***** Data in this exercise *****
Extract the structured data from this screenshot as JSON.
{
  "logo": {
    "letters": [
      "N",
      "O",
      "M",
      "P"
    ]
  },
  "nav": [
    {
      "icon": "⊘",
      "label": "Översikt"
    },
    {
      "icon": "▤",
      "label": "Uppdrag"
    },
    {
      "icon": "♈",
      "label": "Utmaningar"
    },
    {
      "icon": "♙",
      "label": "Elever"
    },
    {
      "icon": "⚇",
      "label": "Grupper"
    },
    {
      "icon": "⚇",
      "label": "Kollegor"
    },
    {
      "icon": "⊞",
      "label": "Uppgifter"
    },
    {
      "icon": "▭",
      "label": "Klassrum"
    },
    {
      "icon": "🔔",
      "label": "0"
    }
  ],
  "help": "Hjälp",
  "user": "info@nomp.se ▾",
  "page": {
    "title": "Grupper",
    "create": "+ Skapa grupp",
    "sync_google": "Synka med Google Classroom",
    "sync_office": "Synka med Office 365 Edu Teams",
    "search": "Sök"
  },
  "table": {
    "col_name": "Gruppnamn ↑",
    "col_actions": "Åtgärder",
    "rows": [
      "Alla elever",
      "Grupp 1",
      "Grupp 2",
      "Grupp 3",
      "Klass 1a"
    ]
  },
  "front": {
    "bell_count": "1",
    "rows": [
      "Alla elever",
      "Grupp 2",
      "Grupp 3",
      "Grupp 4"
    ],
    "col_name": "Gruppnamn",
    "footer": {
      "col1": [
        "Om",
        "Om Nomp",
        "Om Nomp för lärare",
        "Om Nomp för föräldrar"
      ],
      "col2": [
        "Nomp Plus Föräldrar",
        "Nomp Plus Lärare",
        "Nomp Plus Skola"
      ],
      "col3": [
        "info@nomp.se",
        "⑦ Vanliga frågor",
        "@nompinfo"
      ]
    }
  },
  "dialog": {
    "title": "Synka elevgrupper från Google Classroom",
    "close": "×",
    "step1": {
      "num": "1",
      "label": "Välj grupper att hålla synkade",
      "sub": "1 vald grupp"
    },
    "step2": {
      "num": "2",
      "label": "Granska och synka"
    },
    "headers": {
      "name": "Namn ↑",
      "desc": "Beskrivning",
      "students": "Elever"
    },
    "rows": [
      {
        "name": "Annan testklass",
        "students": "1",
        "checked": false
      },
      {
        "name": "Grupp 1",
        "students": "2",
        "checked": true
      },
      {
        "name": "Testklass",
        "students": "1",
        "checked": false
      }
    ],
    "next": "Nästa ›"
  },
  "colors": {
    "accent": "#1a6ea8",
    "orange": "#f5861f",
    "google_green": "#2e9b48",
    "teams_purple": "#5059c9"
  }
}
*****
What to work on:
Repeat all of the records above exactly as written.

Final result:
Extract the structured data from this screenshot as JSON.
{
  "logo": {
    "letters": [
      "N",
      "O",
      "M",
      "P"
    ]
  },
  "nav": [
    {
      "icon": "⊘",
      "label": "Översikt"
    },
    {
      "icon": "▤",
      "label": "Uppdrag"
    },
    {
      "icon": "♈",
      "label": "Utmaningar"
    },
    {
      "icon": "♙",
      "label": "Elever"
    },
    {
      "icon": "⚇",
      "label": "Grupper"
    },
    {
      "icon": "⚇",
      "label": "Kollegor"
    },
    {
      "icon": "⊞",
      "label": "Uppgifter"
    },
    {
      "icon": "▭",
      "label": "Klassrum"
    },
    {
      "icon": "🔔",
      "label": "0"
    }
  ],
  "help": "Hjälp",
  "user": "info@nomp.se ▾",
  "page": {
    "title": "Grupper",
    "create": "+ Skapa grupp",
    "sync_google": "Synka med Google Classroom",
    "sync_office": "Synka med Office 365 Edu Teams",
    "search": "Sök"
  },
  "table": {
    "col_name": "Gruppnamn ↑",
    "col_actions": "Åtgärder",
    "rows": [
      "Alla elever",
      "Grupp 1",
      "Grupp 2",
      "Grupp 3",
      "Klass 1a"
    ]
  },
  "front": {
    "bell_count": "1",
    "rows": [
      "Alla elever",
      "Grupp 2",
      "Grupp 3",
      "Grupp 4"
    ],
    "col_name": "Gruppnamn",
    "footer": {
      "col1": [
        "Om",
        "Om Nomp",
        "Om Nomp för lärare",
        "Om Nomp för föräldrar"
      ],
      "col2": [
        "Nomp Plus Föräldrar",
        "Nomp Plus Lärare",
        "Nomp Plus Skola"
      ],
      "col3": [
        "info@nomp.se",
        "⑦ Vanliga frågor",
        "@nompinfo"
      ]
    }
  },
  "dialog": {
    "title": "Synka elevgrupper från Google Classroom",
    "close": "×",
    "step1": {
      "num": "1",
      "label": "Välj grupper att hålla synkade",
      "sub": "1 vald grupp"
    },
    "step2": {
      "num": "2",
      "label": "Granska och synka"
    },
    "headers": {
      "name": "Namn ↑",
      "desc": "Beskrivning",
      "students": "Elever"
    },
    "rows": [
      {
        "name": "Annan testklass",
        "students": "1",
        "checked": false
      },
      {
        "name": "Grupp 1",
        "students": "2",
        "checked": true
      },
      {
        "name": "Testklass",
        "students": "1",
        "checked": false
      }
    ],
    "next": "Nästa ›"
  },
  "colors": {
    "accent": "#1a6ea8",
    "orange": "#f5861f",
    "google_green": "#2e9b48",
    "teams_purple": "#5059c9"
  }
}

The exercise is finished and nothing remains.